▶ _Source text_
If there’s one thing the Boyd family is good at, it’s quality Christmases. Some other things could have been better over the years, sure – three little fat kids, single-parent family topped up by family credit in a crappy town, etc – but we’ve been lucky with Christmas.
Mostly. Apart from the year we argued so much my brother head-butted a board game through the Christmas tree. And Christmas 2012.
By 2012, we weren’t three poor fat kids any more – we’d grown, we had dreams. Our main one had always been tied up with the family from Home Alone. We wanted what they had so badly (without the child abandonment and break-ins – just the trips abroad and crudites). Doesn’t everyone want to be the McCallisters? They are the silver tuna of Christmas families. So many rooms in that house and they don’t even want to stay in it. How posh and rich is that, how aspirational? Who puts a Christmas tree in every corner and then leaves? The McCallisters do that. And we wanted to do that, too.
Christmas is for wishing, and wishing is what we were good at. Pretending, too. Growing up financially uncomfortable gives you this little ache at the back of your throat that flares whenever you see something that reminds you how precarious stability is. It’s an adult awareness that comes too soon. Other children seem so alien when they beg, cry and whine at their parents for more – more things, better things; why can’t they have them, why aren’t things fair? In comparison, you become quieter, older; you don’t yell about things not being fair. And everything good is special, because there’s that little frightening knowledge you’ve got. But you grow up, and you get selfish – you want so much, you do stupid things to get it.
We booked a family Christmas holiday to New York, in a 4.5-star hotel filled with pine trees and red velvet ribbon. None of us could really afford it – I took a loan out to pay for my part.
We told each other it would be the best ever, because we weren’t the poor family who scrimped to get our school uniforms any more. We could be the McCallisters and spend $122.50 on pizza if we wanted.

▶ _Written tasks_
1. Reproduce the passage of the Christmas essay from "Mostly. Apart from" to "do that, too.".
2. Answer these questions using the Christmas essay:
(a) Which family from a film did the Boyds want to be like?
(b) Where did they book their family Christmas holiday?
(c) What did the narrator take out to pay for their part of the trip?

▶ _Information provided_
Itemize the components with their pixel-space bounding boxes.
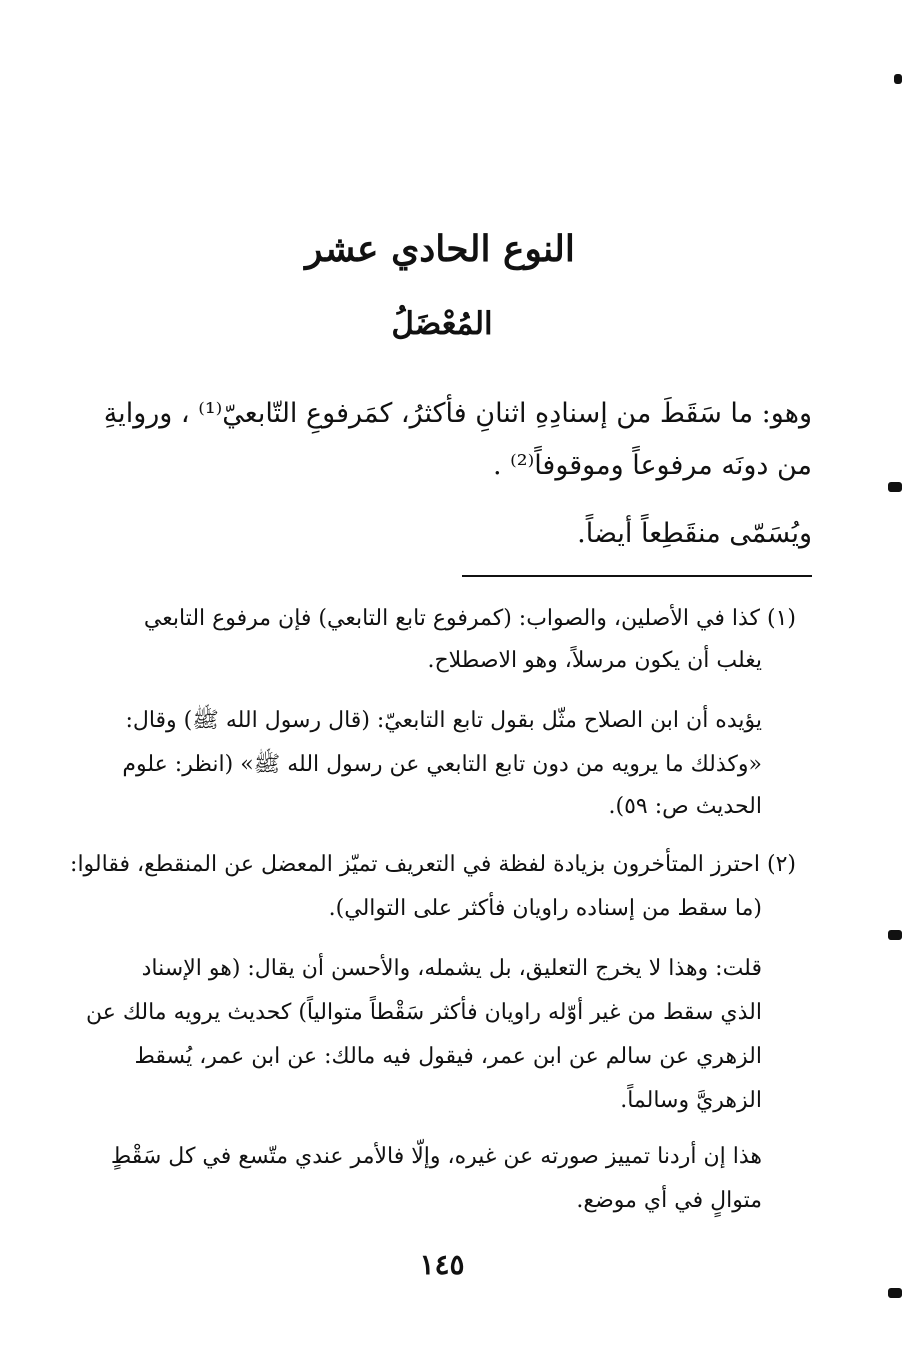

▶ _Task answers_
1.
Mostly. Apart from the year we argued so much my brother head-butted a board game through the Christmas tree. And Christmas 2012.
By 2012, we weren’t three poor fat kids any more – we’d grown, we had dreams. Our main one had always been tied up with the family from Home Alone. We wanted what they had so badly (without the child abandonment and break-ins – just the trips abroad and crudites). Doesn’t everyone want to be the McCallisters? They are the silver tuna of Christmas families. So many rooms in that house and they don’t even want to stay in it. How posh and rich is that, how aspirational? Who puts a Christmas tree in every corner and then leaves? The McCallisters do that. And we wanted to do that, too.

2.
(a) The McCallisters from Home Alone
(b) New York
(c) A loan